• _Given data_
+-------+
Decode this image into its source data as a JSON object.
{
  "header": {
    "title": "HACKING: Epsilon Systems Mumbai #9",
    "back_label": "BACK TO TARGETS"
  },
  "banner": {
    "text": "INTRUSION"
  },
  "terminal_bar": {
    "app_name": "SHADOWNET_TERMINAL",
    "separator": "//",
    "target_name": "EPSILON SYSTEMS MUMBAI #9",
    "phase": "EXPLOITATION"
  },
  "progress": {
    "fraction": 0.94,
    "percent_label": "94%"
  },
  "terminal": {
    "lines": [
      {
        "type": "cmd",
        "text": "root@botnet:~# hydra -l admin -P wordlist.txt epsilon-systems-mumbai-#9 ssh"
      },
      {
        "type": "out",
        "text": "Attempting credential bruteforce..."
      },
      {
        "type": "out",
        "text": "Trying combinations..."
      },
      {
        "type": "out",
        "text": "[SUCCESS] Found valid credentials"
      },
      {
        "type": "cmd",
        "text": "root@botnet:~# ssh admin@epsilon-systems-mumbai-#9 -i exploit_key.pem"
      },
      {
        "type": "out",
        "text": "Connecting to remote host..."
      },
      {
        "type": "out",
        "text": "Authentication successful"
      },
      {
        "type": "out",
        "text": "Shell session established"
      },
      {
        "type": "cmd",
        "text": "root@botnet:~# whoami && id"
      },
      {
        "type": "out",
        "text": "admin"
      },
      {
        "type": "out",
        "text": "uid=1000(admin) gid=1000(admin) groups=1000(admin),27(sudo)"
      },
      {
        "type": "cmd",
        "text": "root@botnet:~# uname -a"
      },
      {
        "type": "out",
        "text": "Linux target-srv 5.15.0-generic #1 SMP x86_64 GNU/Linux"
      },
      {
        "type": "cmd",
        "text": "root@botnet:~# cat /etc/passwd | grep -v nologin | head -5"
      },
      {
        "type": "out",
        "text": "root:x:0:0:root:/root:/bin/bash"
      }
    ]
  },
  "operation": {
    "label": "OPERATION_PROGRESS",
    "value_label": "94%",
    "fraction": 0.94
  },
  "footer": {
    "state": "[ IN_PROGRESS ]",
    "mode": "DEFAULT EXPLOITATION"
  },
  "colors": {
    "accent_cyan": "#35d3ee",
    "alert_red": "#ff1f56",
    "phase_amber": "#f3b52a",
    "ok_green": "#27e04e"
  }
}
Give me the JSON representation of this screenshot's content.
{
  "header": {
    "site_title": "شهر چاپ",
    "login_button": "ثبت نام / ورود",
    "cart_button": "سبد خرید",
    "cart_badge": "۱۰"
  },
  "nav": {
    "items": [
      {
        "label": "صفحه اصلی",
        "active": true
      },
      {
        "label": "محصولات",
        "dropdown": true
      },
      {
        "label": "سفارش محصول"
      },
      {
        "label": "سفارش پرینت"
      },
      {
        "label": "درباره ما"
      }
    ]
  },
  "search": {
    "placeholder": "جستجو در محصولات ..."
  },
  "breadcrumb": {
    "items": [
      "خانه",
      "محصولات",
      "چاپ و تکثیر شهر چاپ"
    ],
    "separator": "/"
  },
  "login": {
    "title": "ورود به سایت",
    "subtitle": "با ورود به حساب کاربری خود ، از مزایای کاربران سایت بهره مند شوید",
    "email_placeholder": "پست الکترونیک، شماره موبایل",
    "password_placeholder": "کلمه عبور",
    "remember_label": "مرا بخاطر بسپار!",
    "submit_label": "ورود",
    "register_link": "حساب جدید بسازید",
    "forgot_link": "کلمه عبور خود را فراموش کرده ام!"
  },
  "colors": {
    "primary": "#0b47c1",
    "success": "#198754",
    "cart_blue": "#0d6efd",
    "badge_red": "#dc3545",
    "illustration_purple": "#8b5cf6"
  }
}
+-------+
• _What is expected_
Show the lines from the data above that contain the string "سایت".

• _Exercise answer_
    "title": "ورود به سایت",
    "subtitle": "با ورود به حساب کاربری خود ، از مزایای کاربران سایت بهره مند شوید",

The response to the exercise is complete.